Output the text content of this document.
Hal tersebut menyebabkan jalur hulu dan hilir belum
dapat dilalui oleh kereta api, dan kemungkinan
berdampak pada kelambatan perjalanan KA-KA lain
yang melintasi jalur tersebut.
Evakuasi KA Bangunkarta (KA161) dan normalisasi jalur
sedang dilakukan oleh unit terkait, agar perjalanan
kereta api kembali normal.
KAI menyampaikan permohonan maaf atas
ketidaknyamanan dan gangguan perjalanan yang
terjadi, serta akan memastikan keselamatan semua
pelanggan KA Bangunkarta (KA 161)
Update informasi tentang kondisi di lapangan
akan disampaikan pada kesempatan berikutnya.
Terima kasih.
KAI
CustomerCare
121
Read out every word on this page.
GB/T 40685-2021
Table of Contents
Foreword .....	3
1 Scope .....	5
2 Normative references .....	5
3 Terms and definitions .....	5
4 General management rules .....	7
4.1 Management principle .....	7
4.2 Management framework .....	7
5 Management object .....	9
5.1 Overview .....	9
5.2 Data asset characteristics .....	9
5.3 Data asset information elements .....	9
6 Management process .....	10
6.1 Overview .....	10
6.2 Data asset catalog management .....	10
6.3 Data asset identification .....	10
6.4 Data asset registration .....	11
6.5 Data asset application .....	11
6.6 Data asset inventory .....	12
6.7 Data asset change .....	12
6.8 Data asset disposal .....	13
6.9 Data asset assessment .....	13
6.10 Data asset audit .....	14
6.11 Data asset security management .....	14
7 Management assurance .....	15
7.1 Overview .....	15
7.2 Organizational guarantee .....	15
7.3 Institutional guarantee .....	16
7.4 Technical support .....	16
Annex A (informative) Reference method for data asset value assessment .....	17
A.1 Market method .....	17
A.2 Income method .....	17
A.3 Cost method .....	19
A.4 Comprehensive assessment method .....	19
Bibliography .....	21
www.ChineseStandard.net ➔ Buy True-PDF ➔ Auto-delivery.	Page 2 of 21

*-*-*

THE REQUEST -> Repeat the records above in full, character for character.

TASK SOLUTION ->
Output the text content of this document.
Hal tersebut menyebabkan jalur hulu dan hilir belum
dapat dilalui oleh kereta api, dan kemungkinan
berdampak pada kelambatan perjalanan KA-KA lain
yang melintasi jalur tersebut.
Evakuasi KA Bangunkarta (KA161) dan normalisasi jalur
sedang dilakukan oleh unit terkait, agar perjalanan
kereta api kembali normal.
KAI menyampaikan permohonan maaf atas
ketidaknyamanan dan gangguan perjalanan yang
terjadi, serta akan memastikan keselamatan semua
pelanggan KA Bangunkarta (KA 161)
Update informasi tentang kondisi di lapangan
akan disampaikan pada kesempatan berikutnya.
Terima kasih.
KAI
CustomerCare
121
Read out every word on this page.
GB/T 40685-2021
Table of Contents
Foreword .....	3
1 Scope .....	5
2 Normative references .....	5
3 Terms and definitions .....	5
4 General management rules .....	7
4.1 Management principle .....	7
4.2 Management framework .....	7
5 Management object .....	9
5.1 Overview .....	9
5.2 Data asset characteristics .....	9
5.3 Data asset information elements .....	9
6 Management process .....	10
6.1 Overview .....	10
6.2 Data asset catalog management .....	10
6.3 Data asset identification .....	10
6.4 Data asset registration .....	11
6.5 Data asset application .....	11
6.6 Data asset inventory .....	12
6.7 Data asset change .....	12
6.8 Data asset disposal .....	13
6.9 Data asset assessment .....	13
6.10 Data asset audit .....	14
6.11 Data asset security management .....	14
7 Management assurance .....	15
7.1 Overview .....	15
7.2 Organizational guarantee .....	15
7.3 Institutional guarantee .....	16
7.4 Technical support .....	16
Annex A (informative) Reference method for data asset value assessment .....	17
A.1 Market method .....	17
A.2 Income method .....	17
A.3 Cost method .....	19
A.4 Comprehensive assessment method .....	19
Bibliography .....	21
www.ChineseStandard.net ➔ Buy True-PDF ➔ Auto-delivery.	Page 2 of 21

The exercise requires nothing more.